## What the task requires
Quote each line of the material verbatim, without the pictures.

## Records provided
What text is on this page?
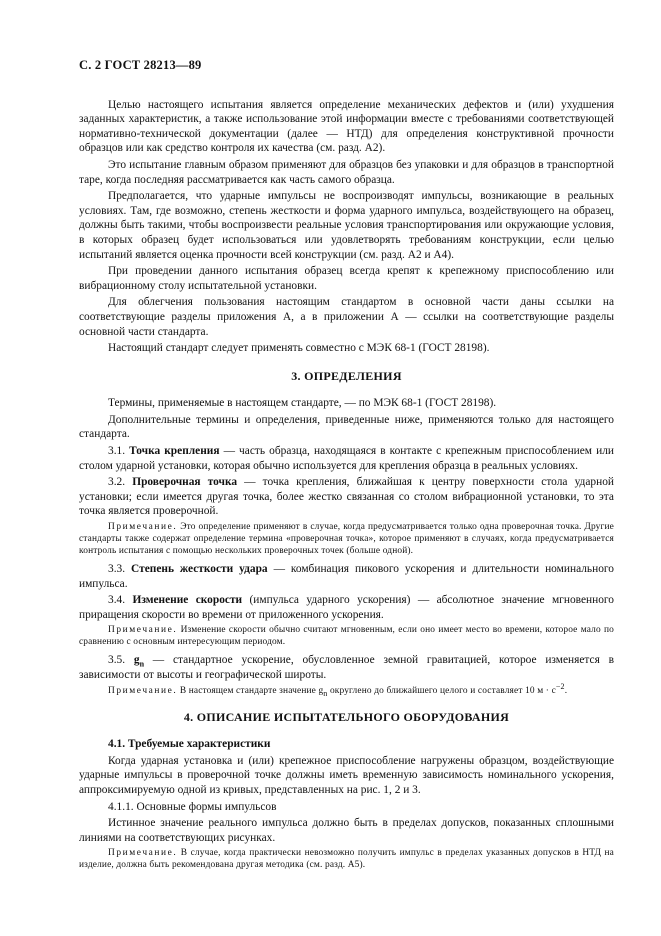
С. 2 ГОСТ 28213—89

Целью настоящего испытания является определение механических дефектов и (или) ухудшения заданных характеристик, а также использование этой информации вместе с требованиями соответствующей нормативно-технической документации (далее — НТД) для определения конструктивной прочности образцов или как средство контроля их качества (см. разд. А2).

Это испытание главным образом применяют для образцов без упаковки и для образцов в транспортной таре, когда последняя рассматривается как часть самого образца.

Предполагается, что ударные импульсы не воспроизводят импульсы, возникающие в реальных условиях. Там, где возможно, степень жесткости и форма ударного импульса, воздействующего на образец, должны быть такими, чтобы воспроизвести реальные условия транспортирования или окружающие условия, в которых образец будет использоваться или удовлетворять требованиям конструкции, если целью испытаний является оценка прочности всей конструкции (см. разд. А2 и А4).

При проведении данного испытания образец всегда крепят к крепежному приспособлению или вибрационному столу испытательной установки.

Для облегчения пользования настоящим стандартом в основной части даны ссылки на соответствующие разделы приложения А, а в приложении А — ссылки на соответствующие разделы основной части стандарта.

Настоящий стандарт следует применять совместно с МЭК 68-1 (ГОСТ 28198).

3. ОПРЕДЕЛЕНИЯ

Термины, применяемые в настоящем стандарте, — по МЭК 68-1 (ГОСТ 28198).

Дополнительные термины и определения, приведенные ниже, применяются только для настоящего стандарта.

3.1. Точка крепления — часть образца, находящаяся в контакте с крепежным приспособлением или столом ударной установки, которая обычно используется для крепления образца в реальных условиях.

3.2. Проверочная точка — точка крепления, ближайшая к центру поверхности стола ударной установки; если имеется другая точка, более жестко связанная со столом вибрационной установки, то эта точка является проверочной.

Примечание. Это определение применяют в случае, когда предусматривается только одна проверочная точка. Другие стандарты также содержат определение термина «проверочная точка», которое применяют в случаях, когда предусматривается контроль испытания с помощью нескольких проверочных точек (больше одной).

3.3. Степень жесткости удара — комбинация пикового ускорения и длительности номинального импульса.

3.4. Изменение скорости (импульса ударного ускорения) — абсолютное значение мгновенного приращения скорости во времени от приложенного ускорения.

Примечание. Изменение скорости обычно считают мгновенным, если оно имеет место во времени, которое мало по сравнению с основным интересующим периодом.

3.5. $g_n$ — стандартное ускорение, обусловленное земной гравитацией, которое изменяется в зависимости от высоты и географической широты.

Примечание. В настоящем стандарте значение $g_n$ округлено до ближайшего целого и составляет 10 $м \cdot с^{-2}$.
4. ОПИСАНИЕ ИСПЫТАТЕЛЬНОГО ОБОРУДОВАНИЯ

4.1. Требуемые характеристики

Когда ударная установка и (или) крепежное приспособление нагружены образцом, воздействующие ударные импульсы в проверочной точке должны иметь временную зависимость номинального ускорения, аппроксимируемую одной из кривых, представленных на рис. 1, 2 и 3.

4.1.1. Основные формы импульсов

Истинное значение реального импульса должно быть в пределах допусков, показанных сплошными линиями на соответствующих рисунках.

Примечание. В случае, когда практически невозможно получить импульс в пределах указанных допусков в НТД на изделие, должна быть рекомендована другая методика (см. разд. А5).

## The completed task
What text is on this page?
С. 2 ГОСТ 28213—89

Целью настоящего испытания является определение механических дефектов и (или) ухудшения заданных характеристик, а также использование этой информации вместе с требованиями соответствующей нормативно-технической документации (далее — НТД) для определения конструктивной прочности образцов или как средство контроля их качества (см. разд. А2).

Это испытание главным образом применяют для образцов без упаковки и для образцов в транспортной таре, когда последняя рассматривается как часть самого образца.

Предполагается, что ударные импульсы не воспроизводят импульсы, возникающие в реальных условиях. Там, где возможно, степень жесткости и форма ударного импульса, воздействующего на образец, должны быть такими, чтобы воспроизвести реальные условия транспортирования или окружающие условия, в которых образец будет использоваться или удовлетворять требованиям конструкции, если целью испытаний является оценка прочности всей конструкции (см. разд. А2 и А4).

При проведении данного испытания образец всегда крепят к крепежному приспособлению или вибрационному столу испытательной установки.

Для облегчения пользования настоящим стандартом в основной части даны ссылки на соответствующие разделы приложения А, а в приложении А — ссылки на соответствующие разделы основной части стандарта.

Настоящий стандарт следует применять совместно с МЭК 68-1 (ГОСТ 28198).

3. ОПРЕДЕЛЕНИЯ

Термины, применяемые в настоящем стандарте, — по МЭК 68-1 (ГОСТ 28198).

Дополнительные термины и определения, приведенные ниже, применяются только для настоящего стандарта.

3.1. Точка крепления — часть образца, находящаяся в контакте с крепежным приспособлением или столом ударной установки, которая обычно используется для крепления образца в реальных условиях.

3.2. Проверочная точка — точка крепления, ближайшая к центру поверхности стола ударной установки; если имеется другая точка, более жестко связанная со столом вибрационной установки, то эта точка является проверочной.

Примечание. Это определение применяют в случае, когда предусматривается только одна проверочная точка. Другие стандарты также содержат определение термина «проверочная точка», которое применяют в случаях, когда предусматривается контроль испытания с помощью нескольких проверочных точек (больше одной).

3.3. Степень жесткости удара — комбинация пикового ускорения и длительности номинального импульса.

3.4. Изменение скорости (импульса ударного ускорения) — абсолютное значение мгновенного приращения скорости во времени от приложенного ускорения.

Примечание. Изменение скорости обычно считают мгновенным, если оно имеет место во времени, которое мало по сравнению с основным интересующим периодом.

3.5. $g_n$ — стандартное ускорение, обусловленное земной гравитацией, которое изменяется в зависимости от высоты и географической широты.

Примечание. В настоящем стандарте значение $g_n$ округлено до ближайшего целого и составляет 10 $м \cdot с^{-2}$.
4. ОПИСАНИЕ ИСПЫТАТЕЛЬНОГО ОБОРУДОВАНИЯ

4.1. Требуемые характеристики

Когда ударная установка и (или) крепежное приспособление нагружены образцом, воздействующие ударные импульсы в проверочной точке должны иметь временную зависимость номинального ускорения, аппроксимируемую одной из кривых, представленных на рис. 1, 2 и 3.

4.1.1. Основные формы импульсов

Истинное значение реального импульса должно быть в пределах допусков, показанных сплошными линиями на соответствующих рисунках.

Примечание. В случае, когда практически невозможно получить импульс в пределах указанных допусков в НТД на изделие, должна быть рекомендована другая методика (см. разд. А5).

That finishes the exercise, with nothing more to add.